Data excerpts:
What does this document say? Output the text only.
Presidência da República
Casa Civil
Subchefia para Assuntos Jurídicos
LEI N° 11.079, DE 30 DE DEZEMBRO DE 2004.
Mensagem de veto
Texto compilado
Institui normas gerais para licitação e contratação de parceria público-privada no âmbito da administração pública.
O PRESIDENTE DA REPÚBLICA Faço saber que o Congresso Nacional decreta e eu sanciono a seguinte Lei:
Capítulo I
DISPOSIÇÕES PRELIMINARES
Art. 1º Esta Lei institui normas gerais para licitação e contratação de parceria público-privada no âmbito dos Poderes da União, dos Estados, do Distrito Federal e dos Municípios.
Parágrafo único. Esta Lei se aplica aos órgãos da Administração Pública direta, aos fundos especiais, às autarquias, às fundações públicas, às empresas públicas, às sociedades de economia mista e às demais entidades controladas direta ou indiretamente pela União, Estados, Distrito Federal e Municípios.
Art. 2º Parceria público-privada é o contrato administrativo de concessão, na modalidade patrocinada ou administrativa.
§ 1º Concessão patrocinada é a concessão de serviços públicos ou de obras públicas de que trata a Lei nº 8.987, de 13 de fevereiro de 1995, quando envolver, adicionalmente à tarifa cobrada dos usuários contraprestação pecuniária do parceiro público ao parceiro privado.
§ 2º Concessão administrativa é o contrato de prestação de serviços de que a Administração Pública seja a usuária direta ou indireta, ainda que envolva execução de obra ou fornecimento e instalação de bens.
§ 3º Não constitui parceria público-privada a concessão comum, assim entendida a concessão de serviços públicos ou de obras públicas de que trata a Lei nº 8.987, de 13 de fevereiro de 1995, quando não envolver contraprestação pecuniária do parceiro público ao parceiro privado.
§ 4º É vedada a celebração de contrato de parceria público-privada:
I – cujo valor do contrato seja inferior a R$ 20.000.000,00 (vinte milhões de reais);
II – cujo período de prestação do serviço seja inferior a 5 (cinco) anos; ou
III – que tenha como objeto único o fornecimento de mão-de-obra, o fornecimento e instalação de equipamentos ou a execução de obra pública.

▸ **GIVEN REQUEST**
In the listing above, find the lines holding the word "administrativa" and copy them.

▸ **RESPONSE TO THE TASK**
Art. 2º Parceria público-privada é o contrato administrativo de concessão, na modalidade patrocinada ou administrativa.
§ 2º Concessão administrativa é o contrato de prestação de serviços de que a Administração Pública seja a usuária direta ou indireta, ainda que envolva execução de obra ou fornecimento e instalação de bens.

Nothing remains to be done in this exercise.